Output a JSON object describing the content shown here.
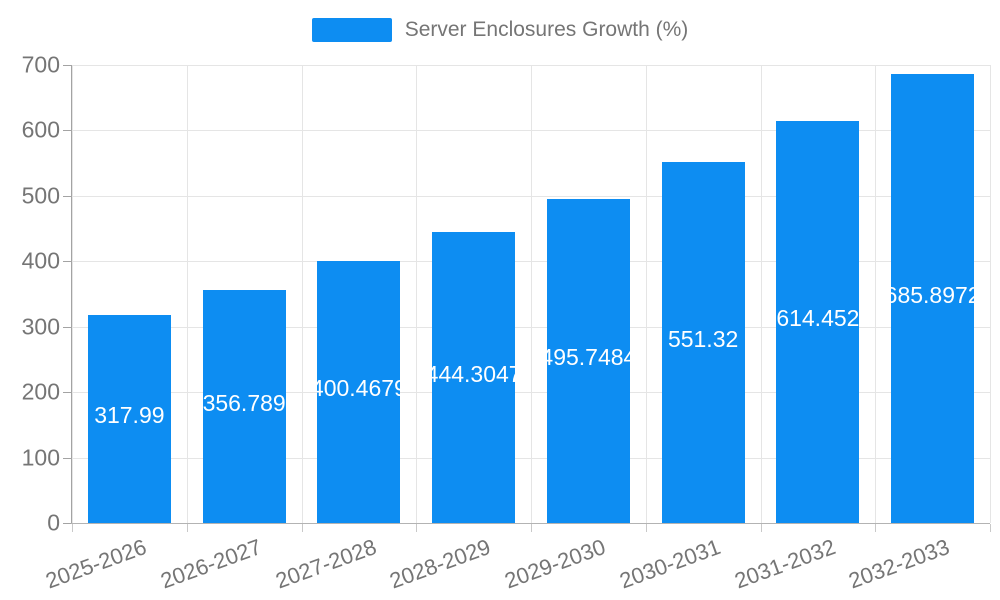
{
  "legend": {
    "label": "Server Enclosures Growth (%)"
  },
  "chart_data": {
    "type": "bar",
    "title": "Server Enclosures Growth (%)",
    "categories": [
      "2025-2026",
      "2026-2027",
      "2027-2028",
      "2028-2029",
      "2029-2030",
      "2030-2031",
      "2031-2032",
      "2032-2033"
    ],
    "values": [
      317.99,
      356.789,
      400.4679,
      444.3047,
      495.7484,
      551.32,
      614.452,
      685.8972
    ],
    "value_labels": [
      "317.99",
      "356.789",
      "400.4679",
      "444.3047",
      "495.7484",
      "551.32",
      "614.452",
      "685.8972"
    ],
    "xlabel": "",
    "ylabel": "",
    "ylim": [
      0,
      700
    ],
    "ytick_interval": 100,
    "yticks": [
      0,
      100,
      200,
      300,
      400,
      500,
      600,
      700
    ],
    "grid": true,
    "legend_position": "top-center",
    "value_label_position": "inside-center",
    "x_label_rotation_deg": -20,
    "colors": {
      "bar": "#0d8df2",
      "value_label_text": "#ffffff",
      "axis_text": "#757575",
      "gridline": "#e5e5e5",
      "axis_line": "#a3a3a3"
    }
  }
}
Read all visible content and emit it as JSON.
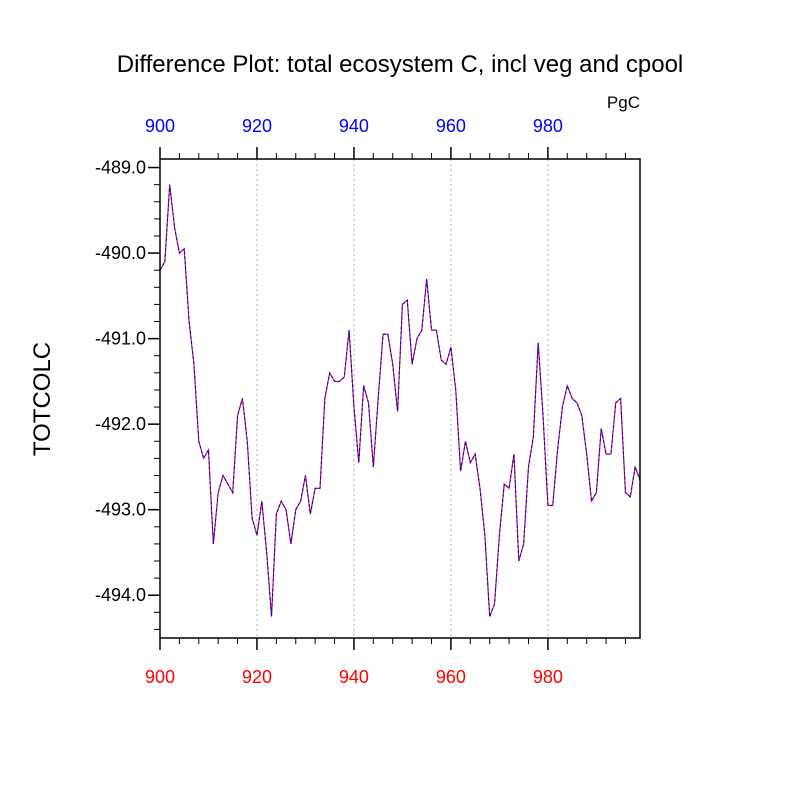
{
  "chart_data": {
    "type": "line",
    "title": "Difference Plot: total ecosystem C, incl veg and cpool",
    "units": "PgC",
    "xlabel": "",
    "ylabel": "TOTCOLC",
    "xlim": [
      900,
      999
    ],
    "ylim": [
      -494.5,
      -488.9
    ],
    "x_ticks": [
      900,
      920,
      940,
      960,
      980
    ],
    "x_tick_labels": [
      "900",
      "920",
      "940",
      "960",
      "980"
    ],
    "top_tick_labels": [
      "900",
      "920",
      "940",
      "960",
      "980"
    ],
    "y_ticks": [
      -489.0,
      -490.0,
      -491.0,
      -492.0,
      -493.0,
      -494.0
    ],
    "y_tick_labels": [
      "-489.0",
      "-490.0",
      "-491.0",
      "-492.0",
      "-493.0",
      "-494.0"
    ],
    "grid": "vertical dotted at major x ticks",
    "colors": {
      "bottom_ticks": "#ff0000",
      "top_ticks": "#0000ff",
      "series_1": "#ff0000",
      "series_2": "#0000ff",
      "grid": "#b0b0b0"
    },
    "x": [
      900,
      901,
      902,
      903,
      904,
      905,
      906,
      907,
      908,
      909,
      910,
      911,
      912,
      913,
      914,
      915,
      916,
      917,
      918,
      919,
      920,
      921,
      922,
      923,
      924,
      925,
      926,
      927,
      928,
      929,
      930,
      931,
      932,
      933,
      934,
      935,
      936,
      937,
      938,
      939,
      940,
      941,
      942,
      943,
      944,
      945,
      946,
      947,
      948,
      949,
      950,
      951,
      952,
      953,
      954,
      955,
      956,
      957,
      958,
      959,
      960,
      961,
      962,
      963,
      964,
      965,
      966,
      967,
      968,
      969,
      970,
      971,
      972,
      973,
      974,
      975,
      976,
      977,
      978,
      979,
      980,
      981,
      982,
      983,
      984,
      985,
      986,
      987,
      988,
      989,
      990,
      991,
      992,
      993,
      994,
      995,
      996,
      997,
      998,
      999
    ],
    "series": [
      {
        "values": [
          -490.2,
          -490.1,
          -489.2,
          -489.7,
          -490.0,
          -489.95,
          -490.8,
          -491.3,
          -492.2,
          -492.4,
          -492.3,
          -493.4,
          -492.8,
          -492.6,
          -492.7,
          -492.8,
          -491.9,
          -491.7,
          -492.2,
          -493.1,
          -493.3,
          -492.9,
          -493.5,
          -494.25,
          -493.05,
          -492.9,
          -493.0,
          -493.4,
          -493.0,
          -492.9,
          -492.6,
          -493.05,
          -492.75,
          -492.75,
          -491.7,
          -491.4,
          -491.5,
          -491.5,
          -491.45,
          -490.9,
          -491.8,
          -492.45,
          -491.55,
          -491.75,
          -492.5,
          -491.7,
          -490.95,
          -490.95,
          -491.3,
          -491.85,
          -490.6,
          -490.55,
          -491.3,
          -491.0,
          -490.9,
          -490.3,
          -490.9,
          -490.9,
          -491.25,
          -491.3,
          -491.1,
          -491.6,
          -492.55,
          -492.2,
          -492.45,
          -492.35,
          -492.75,
          -493.3,
          -494.25,
          -494.1,
          -493.3,
          -492.7,
          -492.75,
          -492.35,
          -493.6,
          -493.4,
          -492.5,
          -492.15,
          -491.05,
          -491.9,
          -492.95,
          -492.95,
          -492.3,
          -491.8,
          -491.55,
          -491.7,
          -491.75,
          -491.9,
          -492.35,
          -492.9,
          -492.8,
          -492.05,
          -492.35,
          -492.35,
          -491.75,
          -491.7,
          -492.8,
          -492.85,
          -492.5,
          -492.65
        ]
      }
    ]
  }
}
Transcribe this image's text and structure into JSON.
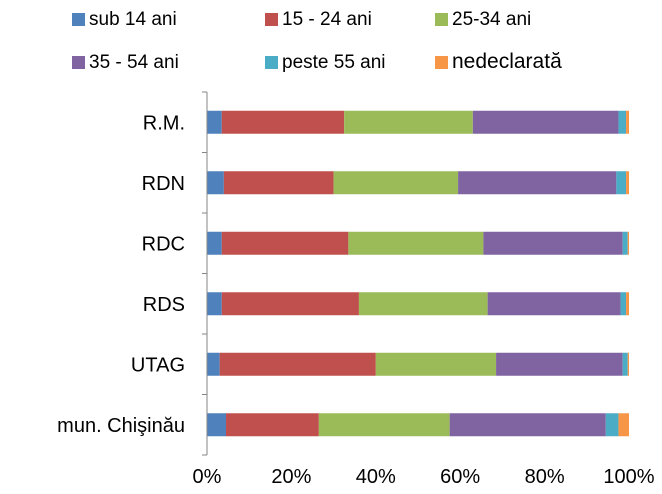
{
  "chart_data": {
    "type": "bar",
    "orientation": "horizontal",
    "stacked": "percent",
    "categories": [
      "R.M.",
      "RDN",
      "RDC",
      "RDS",
      "UTAG",
      "mun. Chişinău"
    ],
    "series": [
      {
        "name": "sub 14 ani",
        "color": "#4F81BD",
        "values": [
          3.5,
          4.0,
          3.5,
          3.5,
          3.0,
          4.5
        ]
      },
      {
        "name": "15 - 24 ani",
        "color": "#C0504D",
        "values": [
          29.0,
          26.0,
          30.0,
          32.5,
          37.0,
          22.0
        ]
      },
      {
        "name": "25-34 ani",
        "color": "#9BBB59",
        "values": [
          30.5,
          29.5,
          32.0,
          30.5,
          28.5,
          31.0
        ]
      },
      {
        "name": "35 - 54 ani",
        "color": "#8064A2",
        "values": [
          34.5,
          37.5,
          33.0,
          31.5,
          30.0,
          37.0
        ]
      },
      {
        "name": "peste 55 ani",
        "color": "#4BACC6",
        "values": [
          1.8,
          2.3,
          1.2,
          1.3,
          1.2,
          3.0
        ]
      },
      {
        "name": "nedeclarată",
        "color": "#F79646",
        "values": [
          0.7,
          0.7,
          0.3,
          0.7,
          0.3,
          2.5
        ]
      }
    ],
    "xlim": [
      0,
      100
    ],
    "xticks": [
      "0%",
      "20%",
      "40%",
      "60%",
      "80%",
      "100%"
    ],
    "grid": false,
    "legend_position": "top"
  }
}
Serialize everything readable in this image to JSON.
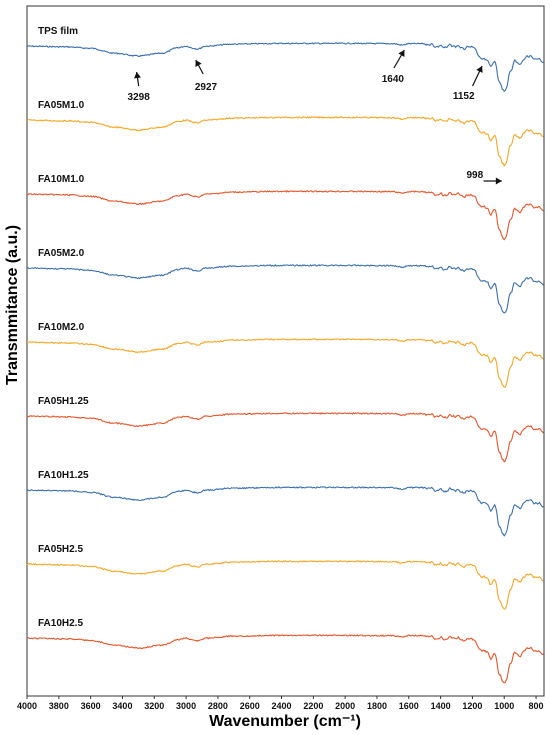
--
=== AIM ===
Pick out each line that holds the string "name".

=== EXERCISE ANSWER ===
        "name": "sub 14 ani",
        "name": "15 - 24 ani",
        "name": "25-34 ani",
        "name": "35 - 54 ani",
        "name": "peste 55 ani",
        "name": "nedeclarată",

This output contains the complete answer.